▸ **Task data**
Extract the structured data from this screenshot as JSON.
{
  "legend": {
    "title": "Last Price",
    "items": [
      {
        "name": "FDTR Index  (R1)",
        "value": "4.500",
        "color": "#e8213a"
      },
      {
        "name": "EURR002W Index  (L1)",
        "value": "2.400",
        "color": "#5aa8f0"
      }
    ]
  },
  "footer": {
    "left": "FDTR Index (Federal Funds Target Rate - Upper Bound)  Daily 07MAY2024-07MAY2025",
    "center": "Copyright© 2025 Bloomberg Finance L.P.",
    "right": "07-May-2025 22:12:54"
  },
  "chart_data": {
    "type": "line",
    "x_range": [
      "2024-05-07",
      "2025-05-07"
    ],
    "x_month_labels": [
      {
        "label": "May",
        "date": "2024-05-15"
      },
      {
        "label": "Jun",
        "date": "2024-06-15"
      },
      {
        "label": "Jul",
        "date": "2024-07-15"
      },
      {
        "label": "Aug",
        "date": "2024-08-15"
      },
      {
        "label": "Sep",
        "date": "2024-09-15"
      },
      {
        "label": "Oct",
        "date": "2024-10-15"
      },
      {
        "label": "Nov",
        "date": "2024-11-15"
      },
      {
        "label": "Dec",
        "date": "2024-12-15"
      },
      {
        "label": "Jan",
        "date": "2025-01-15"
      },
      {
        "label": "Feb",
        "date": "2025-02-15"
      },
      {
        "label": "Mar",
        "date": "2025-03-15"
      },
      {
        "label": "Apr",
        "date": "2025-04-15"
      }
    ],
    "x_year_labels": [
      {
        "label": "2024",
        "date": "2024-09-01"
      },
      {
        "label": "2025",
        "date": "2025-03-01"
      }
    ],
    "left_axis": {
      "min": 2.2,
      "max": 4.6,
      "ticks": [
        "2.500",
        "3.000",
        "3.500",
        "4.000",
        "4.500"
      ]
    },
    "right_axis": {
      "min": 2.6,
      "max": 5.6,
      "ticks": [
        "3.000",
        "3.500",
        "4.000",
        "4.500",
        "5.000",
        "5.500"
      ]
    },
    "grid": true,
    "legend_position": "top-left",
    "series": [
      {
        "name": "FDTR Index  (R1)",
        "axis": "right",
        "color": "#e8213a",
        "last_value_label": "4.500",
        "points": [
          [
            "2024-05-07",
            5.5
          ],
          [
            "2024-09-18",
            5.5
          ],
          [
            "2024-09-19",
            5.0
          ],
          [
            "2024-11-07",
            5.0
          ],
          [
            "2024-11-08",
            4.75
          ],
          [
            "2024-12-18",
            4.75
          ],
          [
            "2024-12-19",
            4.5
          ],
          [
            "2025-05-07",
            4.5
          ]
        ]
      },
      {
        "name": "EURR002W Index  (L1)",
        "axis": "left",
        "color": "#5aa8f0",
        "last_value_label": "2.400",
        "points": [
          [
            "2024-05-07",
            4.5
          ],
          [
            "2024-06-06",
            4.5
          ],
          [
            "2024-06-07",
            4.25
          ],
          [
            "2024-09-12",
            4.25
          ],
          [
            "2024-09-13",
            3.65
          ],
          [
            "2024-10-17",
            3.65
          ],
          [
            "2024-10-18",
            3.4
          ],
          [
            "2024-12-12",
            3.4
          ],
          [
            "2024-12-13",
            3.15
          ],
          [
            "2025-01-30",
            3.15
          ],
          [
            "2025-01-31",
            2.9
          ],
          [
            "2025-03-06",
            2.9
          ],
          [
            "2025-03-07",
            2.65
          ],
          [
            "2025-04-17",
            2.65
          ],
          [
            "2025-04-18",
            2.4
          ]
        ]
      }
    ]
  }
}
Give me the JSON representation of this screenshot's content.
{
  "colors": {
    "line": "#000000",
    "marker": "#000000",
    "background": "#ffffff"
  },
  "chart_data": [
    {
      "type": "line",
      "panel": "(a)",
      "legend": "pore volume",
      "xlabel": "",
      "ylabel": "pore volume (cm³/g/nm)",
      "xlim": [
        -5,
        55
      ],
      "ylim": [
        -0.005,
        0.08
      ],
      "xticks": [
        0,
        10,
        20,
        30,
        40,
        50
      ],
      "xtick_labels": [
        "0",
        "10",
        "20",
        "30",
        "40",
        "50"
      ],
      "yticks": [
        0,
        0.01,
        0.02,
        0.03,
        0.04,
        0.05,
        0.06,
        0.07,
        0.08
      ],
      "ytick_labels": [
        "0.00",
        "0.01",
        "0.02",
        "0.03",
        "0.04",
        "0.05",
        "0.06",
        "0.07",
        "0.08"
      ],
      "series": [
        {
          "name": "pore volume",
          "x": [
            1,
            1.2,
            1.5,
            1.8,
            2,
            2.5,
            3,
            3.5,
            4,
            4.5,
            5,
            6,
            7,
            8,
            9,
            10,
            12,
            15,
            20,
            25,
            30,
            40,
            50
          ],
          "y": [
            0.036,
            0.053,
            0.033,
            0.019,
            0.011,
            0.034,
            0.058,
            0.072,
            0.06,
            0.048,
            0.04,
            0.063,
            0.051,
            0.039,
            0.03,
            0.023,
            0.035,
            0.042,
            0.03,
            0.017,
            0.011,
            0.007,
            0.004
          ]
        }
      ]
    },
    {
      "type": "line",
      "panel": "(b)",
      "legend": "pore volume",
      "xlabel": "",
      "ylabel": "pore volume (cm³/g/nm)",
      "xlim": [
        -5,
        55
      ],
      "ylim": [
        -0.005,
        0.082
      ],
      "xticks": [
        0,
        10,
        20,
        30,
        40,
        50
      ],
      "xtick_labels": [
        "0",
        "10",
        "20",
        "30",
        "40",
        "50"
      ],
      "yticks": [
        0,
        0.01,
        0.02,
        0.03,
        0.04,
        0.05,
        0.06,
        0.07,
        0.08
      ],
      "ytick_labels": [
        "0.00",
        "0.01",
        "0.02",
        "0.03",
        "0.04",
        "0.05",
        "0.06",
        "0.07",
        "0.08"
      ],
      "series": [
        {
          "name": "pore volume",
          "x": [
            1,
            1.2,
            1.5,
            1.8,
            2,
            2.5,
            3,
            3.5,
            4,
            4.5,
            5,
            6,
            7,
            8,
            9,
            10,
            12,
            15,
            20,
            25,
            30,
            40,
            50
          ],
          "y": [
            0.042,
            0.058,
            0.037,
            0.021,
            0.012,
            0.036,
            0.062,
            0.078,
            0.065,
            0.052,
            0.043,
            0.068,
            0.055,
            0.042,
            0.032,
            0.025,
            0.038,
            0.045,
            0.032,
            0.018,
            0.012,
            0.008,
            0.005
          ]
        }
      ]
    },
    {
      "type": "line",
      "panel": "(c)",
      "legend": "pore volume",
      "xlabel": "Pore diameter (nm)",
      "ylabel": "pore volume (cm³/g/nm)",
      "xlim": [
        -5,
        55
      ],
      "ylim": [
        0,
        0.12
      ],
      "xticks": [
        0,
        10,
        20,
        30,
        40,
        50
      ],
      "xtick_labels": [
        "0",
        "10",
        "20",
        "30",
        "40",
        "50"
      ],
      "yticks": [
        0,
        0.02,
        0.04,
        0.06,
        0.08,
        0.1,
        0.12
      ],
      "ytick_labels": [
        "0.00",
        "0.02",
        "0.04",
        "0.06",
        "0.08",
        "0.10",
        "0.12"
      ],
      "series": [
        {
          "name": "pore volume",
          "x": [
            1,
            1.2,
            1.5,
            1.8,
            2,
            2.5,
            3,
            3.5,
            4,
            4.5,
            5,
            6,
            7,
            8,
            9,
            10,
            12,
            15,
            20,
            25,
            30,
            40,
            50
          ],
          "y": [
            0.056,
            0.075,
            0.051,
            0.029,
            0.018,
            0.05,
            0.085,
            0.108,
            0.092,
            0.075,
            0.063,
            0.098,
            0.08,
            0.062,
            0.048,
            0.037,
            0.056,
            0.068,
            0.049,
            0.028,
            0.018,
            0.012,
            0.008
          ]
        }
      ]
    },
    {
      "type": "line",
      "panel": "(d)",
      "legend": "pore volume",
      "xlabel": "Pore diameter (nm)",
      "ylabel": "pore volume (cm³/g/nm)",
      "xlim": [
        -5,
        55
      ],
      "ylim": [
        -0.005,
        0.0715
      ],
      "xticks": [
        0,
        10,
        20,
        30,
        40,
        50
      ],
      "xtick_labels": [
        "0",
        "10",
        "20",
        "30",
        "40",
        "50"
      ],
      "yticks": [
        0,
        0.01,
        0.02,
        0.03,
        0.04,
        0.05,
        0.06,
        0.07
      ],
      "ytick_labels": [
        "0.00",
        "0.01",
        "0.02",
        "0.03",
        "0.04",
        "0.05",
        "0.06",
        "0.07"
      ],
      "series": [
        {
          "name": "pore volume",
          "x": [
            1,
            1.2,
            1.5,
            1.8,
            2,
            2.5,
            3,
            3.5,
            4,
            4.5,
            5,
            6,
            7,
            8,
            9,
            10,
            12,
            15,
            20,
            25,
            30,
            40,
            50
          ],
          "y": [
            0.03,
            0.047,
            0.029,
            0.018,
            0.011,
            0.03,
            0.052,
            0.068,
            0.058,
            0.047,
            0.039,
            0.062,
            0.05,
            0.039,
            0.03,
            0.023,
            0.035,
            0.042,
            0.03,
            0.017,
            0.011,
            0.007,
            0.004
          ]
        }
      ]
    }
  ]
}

▸ **Written instruction**
Copy out each line in the preceding records that contains "JSON".

▸ **Solution**
Extract the structured data from this screenshot as JSON.
Give me the JSON representation of this screenshot's content.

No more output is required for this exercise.